TASK DIRECTIONS:
Check every line for the word "real" and give the number of lines where it occurs, nothing else.

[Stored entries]
:::::

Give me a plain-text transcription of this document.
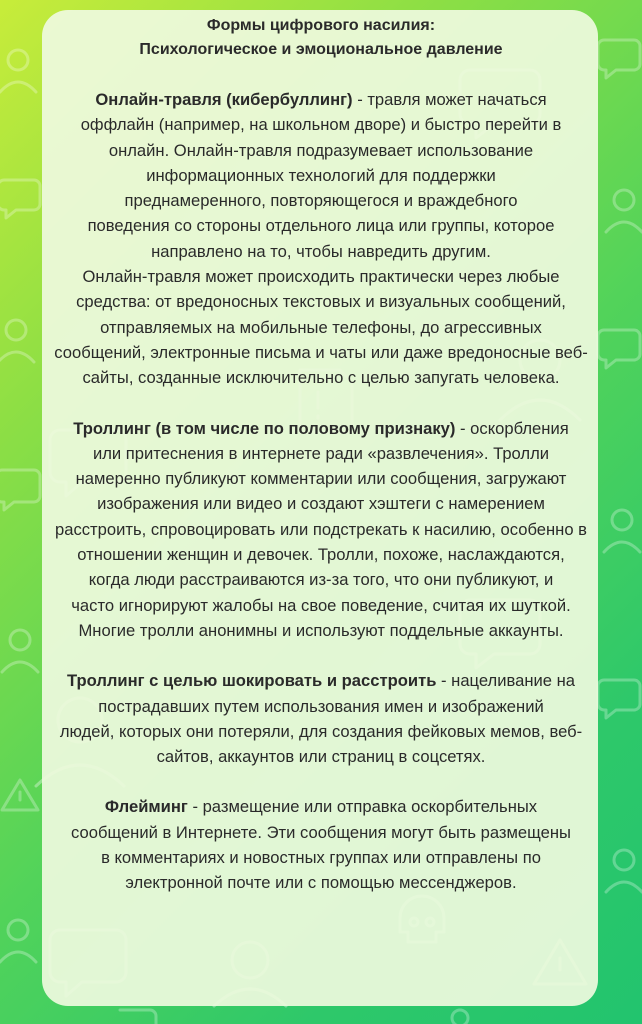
Формы цифрового насилия:
Психологическое и эмоциональное давление

Онлайн-травля (кибербуллинг) - травля может начаться
оффлайн (например, на школьном дворе) и быстро перейти в
онлайн. Онлайн-травля подразумевает использование
информационных технологий для поддержки
преднамеренного, повторяющегося и враждебного
поведения со стороны отдельного лица или группы, которое
направлено на то, чтобы навредить другим.
Онлайн-травля может происходить практически через любые
средства: от вредоносных текстовых и визуальных сообщений,
отправляемых на мобильные телефоны, до агрессивных
сообщений, электронные письма и чаты или даже вредоносные веб-
сайты, созданные исключительно с целью запугать человека.

Троллинг (в том числе по половому признаку) - оскорбления
или притеснения в интернете ради «развлечения». Тролли
намеренно публикуют комментарии или сообщения, загружают
изображения или видео и создают хэштеги с намерением
расстроить, спровоцировать или подстрекать к насилию, особенно в
отношении женщин и девочек. Тролли, похоже, наслаждаются,
когда люди расстраиваются из-за того, что они публикуют, и
часто игнорируют жалобы на свое поведение, считая их шуткой.
Многие тролли анонимны и используют поддельные аккаунты.

Троллинг с целью шокировать и расстроить - нацеливание на
пострадавших путем использования имен и изображений
людей, которых они потеряли, для создания фейковых мемов, веб-
сайтов, аккаунтов или страниц в соцсетях.

Флейминг - размещение или отправка оскорбительных
сообщений в Интернете. Эти сообщения могут быть размещены
в комментариях и новостных группах или отправлены по
электронной почте или с помощью мессенджеров.
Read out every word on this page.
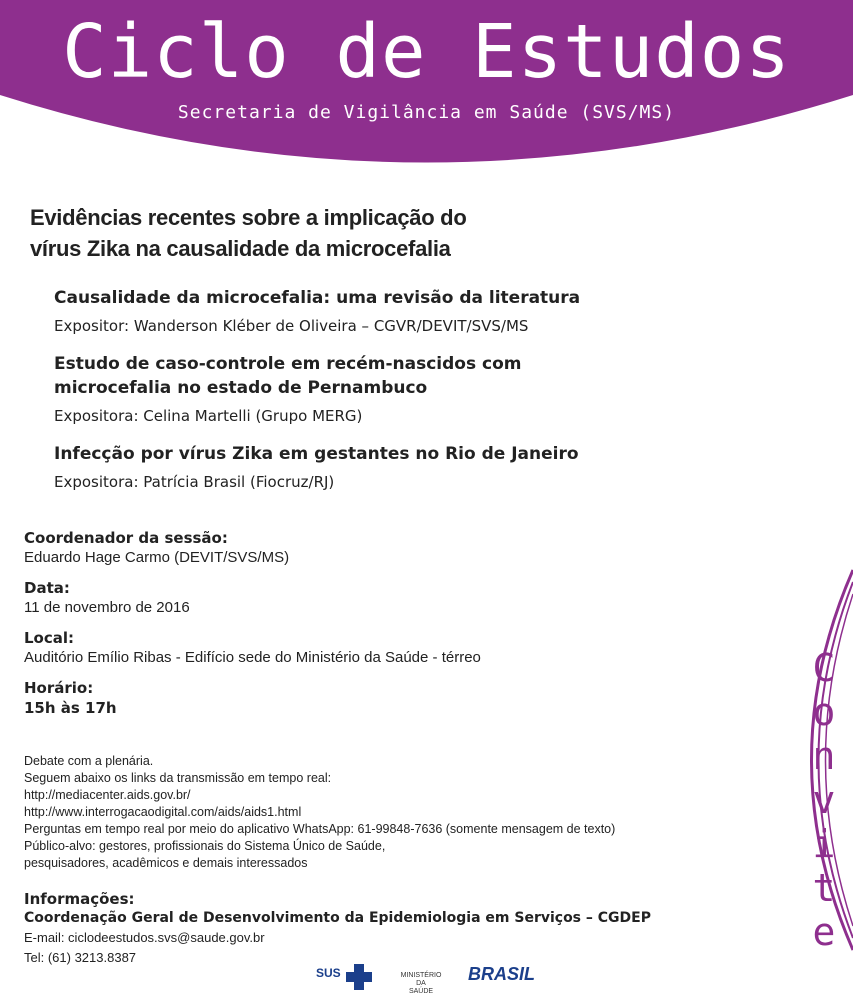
Ciclo de Estudos
Secretaria de Vigilância em Saúde (SVS/MS)
Evidências recentes sobre a implicação do
vírus Zika na causalidade da microcefalia
Causalidade da microcefalia: uma revisão da literatura
Expositor: Wanderson Kléber de Oliveira – CGVR/DEVIT/SVS/MS
Estudo de caso-controle em recém-nascidos com microcefalia no estado de Pernambuco
Expositora: Celina Martelli (Grupo MERG)
Infecção por vírus Zika em gestantes no Rio de Janeiro
Expositora: Patrícia Brasil (Fiocruz/RJ)
Coordenador da sessão:
Eduardo Hage Carmo (DEVIT/SVS/MS)
Data:
11 de novembro de 2016
Local:
Auditório Emílio Ribas - Edifício sede do Ministério da Saúde - térreo
Horário:
15h às 17h
Debate com a plenária.
Seguem abaixo os links da transmissão em tempo real:
http://mediacenter.aids.gov.br/
http://www.interrogacaodigital.com/aids/aids1.html
Perguntas em tempo real por meio do aplicativo WhatsApp: 61-99848-7636 (somente mensagem de texto)
Público-alvo: gestores, profissionais do Sistema Único de Saúde,
pesquisadores, acadêmicos e demais interessados
Informações:
Coordenação Geral de Desenvolvimento da Epidemiologia em Serviços – CGDEP
E-mail: ciclodeestudos.svs@saude.gov.br
Tel: (61) 3213.8387
C
o
n
v
i
t
e
SUS	MINISTÉRIO DA
SAÚDE
BRASIL
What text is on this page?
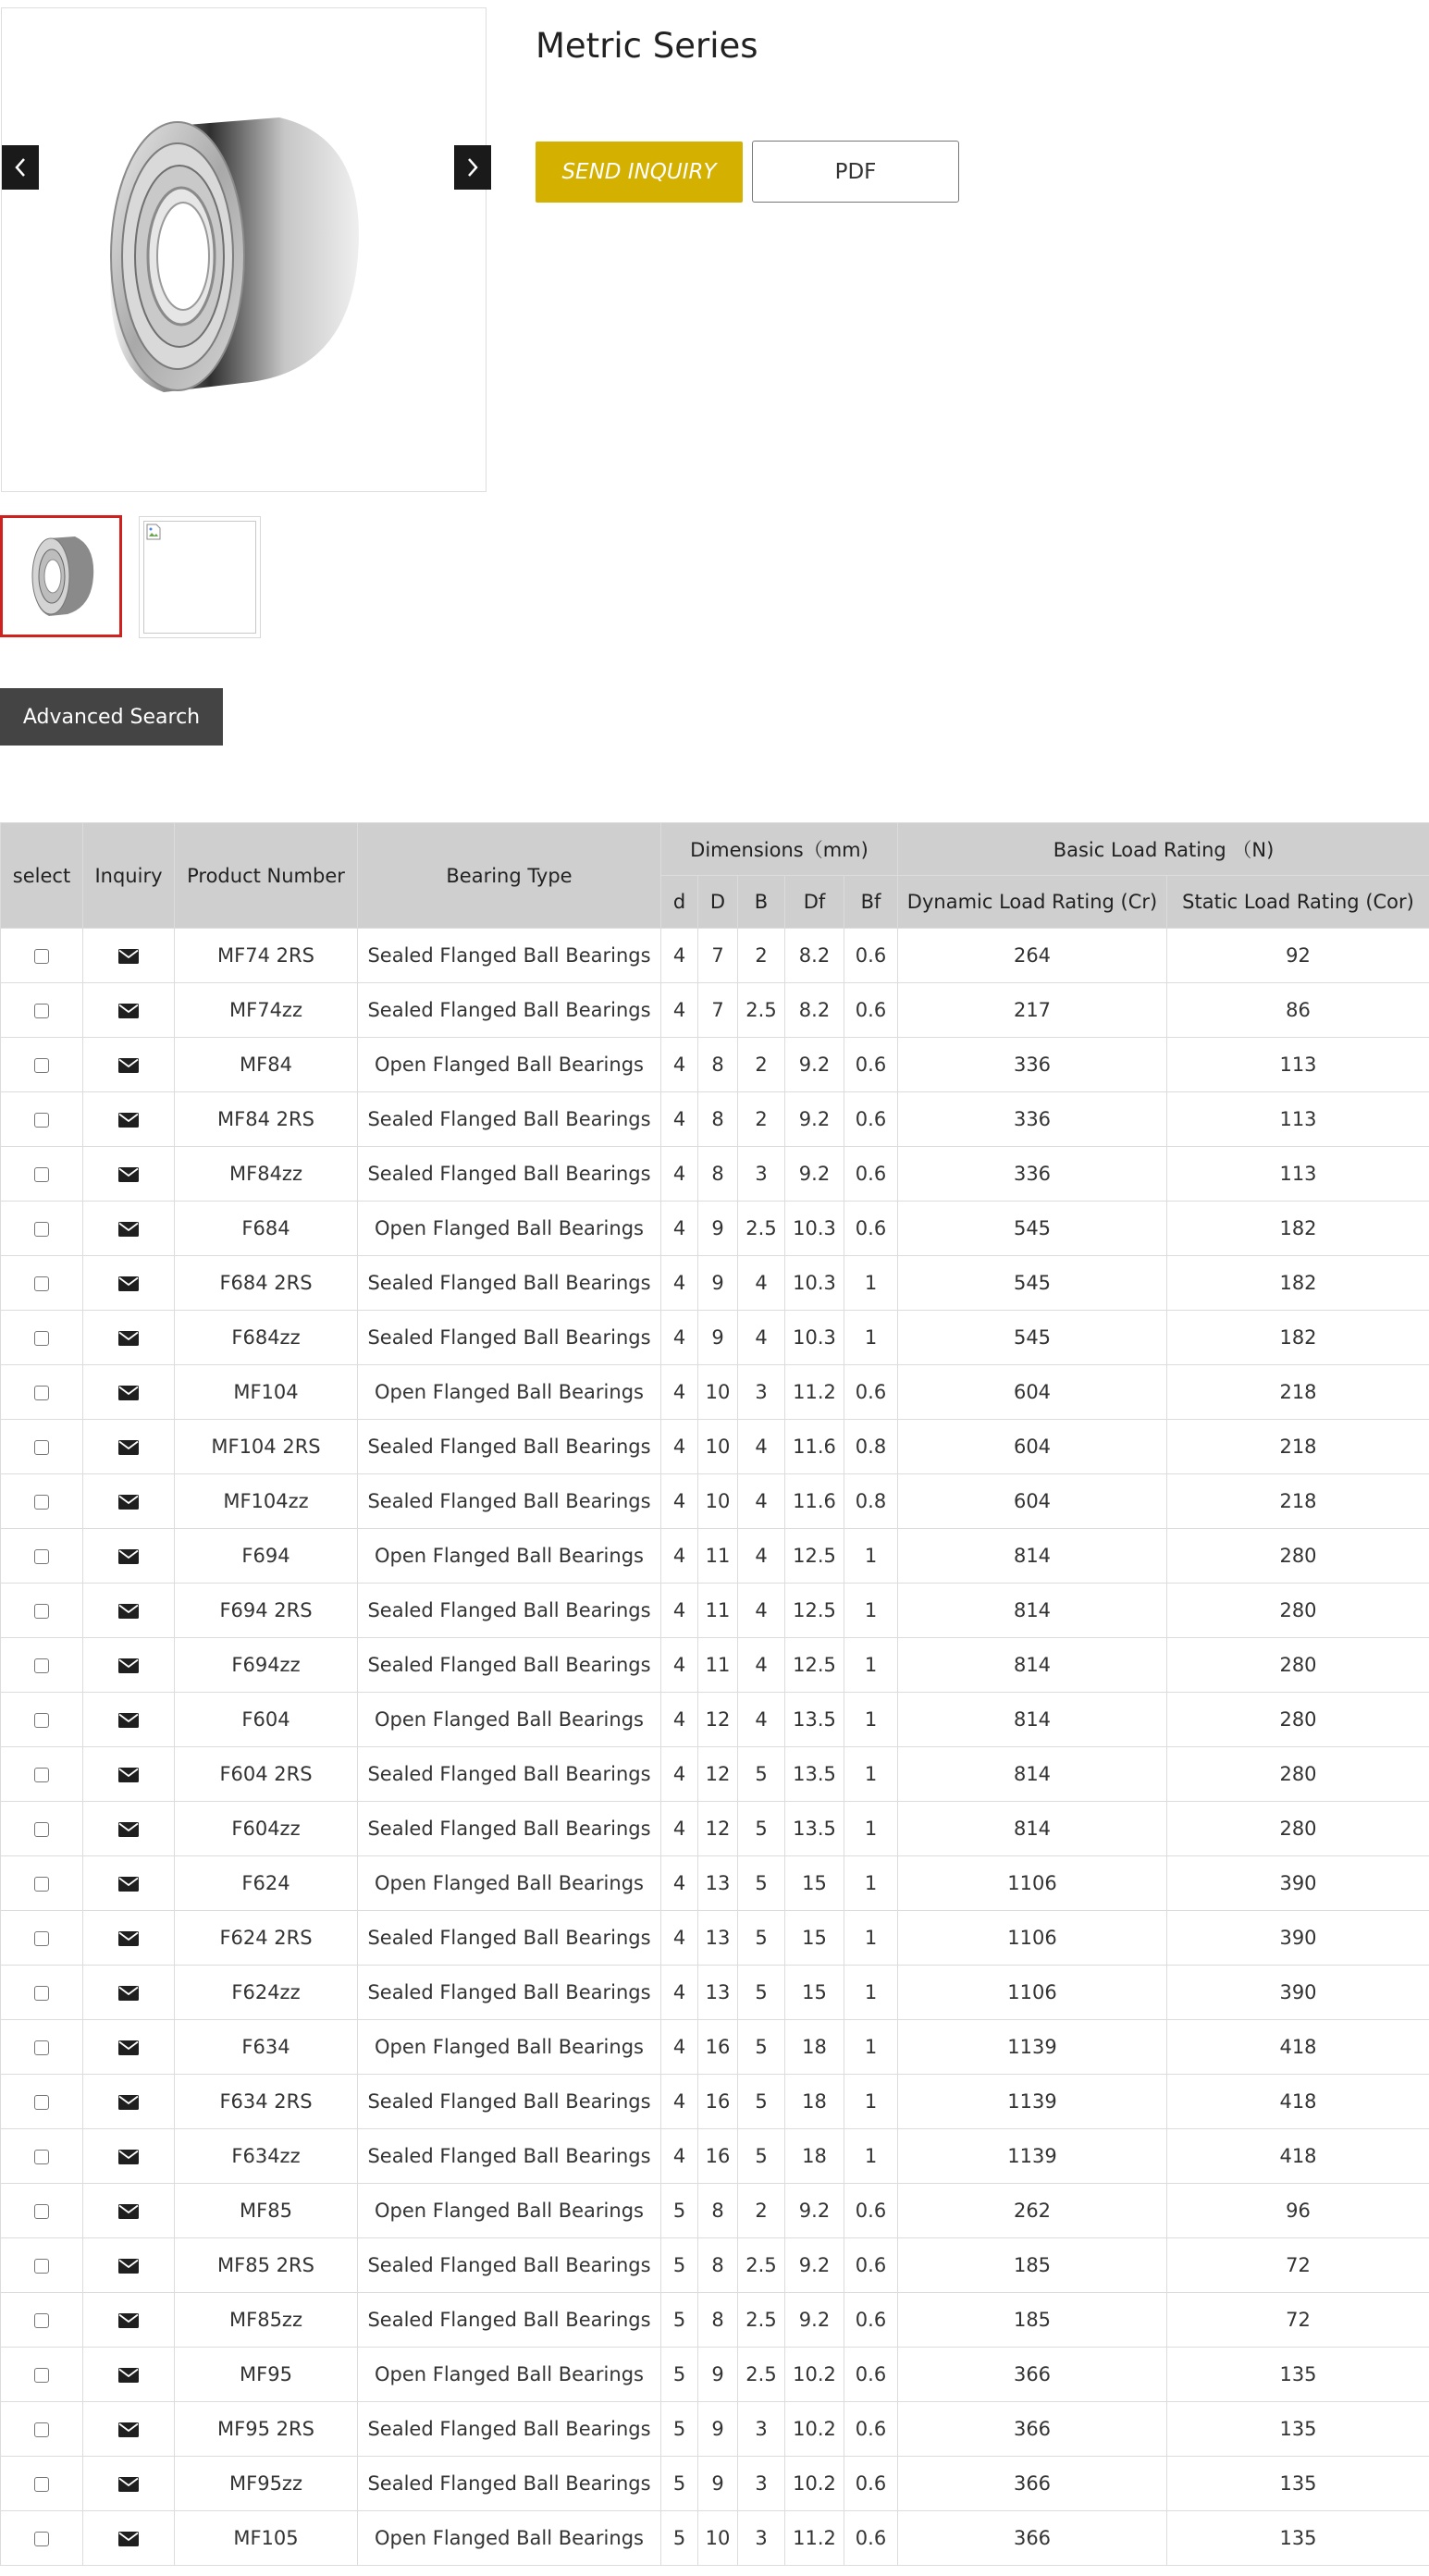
Metric Series
SEND INQUIRY	PDF
Advanced Search
select	Inquiry	Product Number	Bearing Type	Dimensions（mm)					Basic Load Rating （N)	
				d	D	B	Df	Bf	Dynamic Load Rating (Cr)	Static Load Rating (Cor)
		MF74 2RS	Sealed Flanged Ball Bearings	4	7	2	8.2	0.6	264	92
		MF74zz	Sealed Flanged Ball Bearings	4	7	2.5	8.2	0.6	217	86
		MF84	Open Flanged Ball Bearings	4	8	2	9.2	0.6	336	113
		MF84 2RS	Sealed Flanged Ball Bearings	4	8	2	9.2	0.6	336	113
		MF84zz	Sealed Flanged Ball Bearings	4	8	3	9.2	0.6	336	113
		F684	Open Flanged Ball Bearings	4	9	2.5	10.3	0.6	545	182
		F684 2RS	Sealed Flanged Ball Bearings	4	9	4	10.3	1	545	182
		F684zz	Sealed Flanged Ball Bearings	4	9	4	10.3	1	545	182
		MF104	Open Flanged Ball Bearings	4	10	3	11.2	0.6	604	218
		MF104 2RS	Sealed Flanged Ball Bearings	4	10	4	11.6	0.8	604	218
		MF104zz	Sealed Flanged Ball Bearings	4	10	4	11.6	0.8	604	218
		F694	Open Flanged Ball Bearings	4	11	4	12.5	1	814	280
		F694 2RS	Sealed Flanged Ball Bearings	4	11	4	12.5	1	814	280
		F694zz	Sealed Flanged Ball Bearings	4	11	4	12.5	1	814	280
		F604	Open Flanged Ball Bearings	4	12	4	13.5	1	814	280
		F604 2RS	Sealed Flanged Ball Bearings	4	12	5	13.5	1	814	280
		F604zz	Sealed Flanged Ball Bearings	4	12	5	13.5	1	814	280
		F624	Open Flanged Ball Bearings	4	13	5	15	1	1106	390
		F624 2RS	Sealed Flanged Ball Bearings	4	13	5	15	1	1106	390
		F624zz	Sealed Flanged Ball Bearings	4	13	5	15	1	1106	390
		F634	Open Flanged Ball Bearings	4	16	5	18	1	1139	418
		F634 2RS	Sealed Flanged Ball Bearings	4	16	5	18	1	1139	418
		F634zz	Sealed Flanged Ball Bearings	4	16	5	18	1	1139	418
		MF85	Open Flanged Ball Bearings	5	8	2	9.2	0.6	262	96
		MF85 2RS	Sealed Flanged Ball Bearings	5	8	2.5	9.2	0.6	185	72
		MF85zz	Sealed Flanged Ball Bearings	5	8	2.5	9.2	0.6	185	72
		MF95	Open Flanged Ball Bearings	5	9	2.5	10.2	0.6	366	135
		MF95 2RS	Sealed Flanged Ball Bearings	5	9	3	10.2	0.6	366	135
		MF95zz	Sealed Flanged Ball Bearings	5	9	3	10.2	0.6	366	135
		MF105	Open Flanged Ball Bearings	5	10	3	11.2	0.6	366	135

:::::

EXERCISE OUTPUT:
2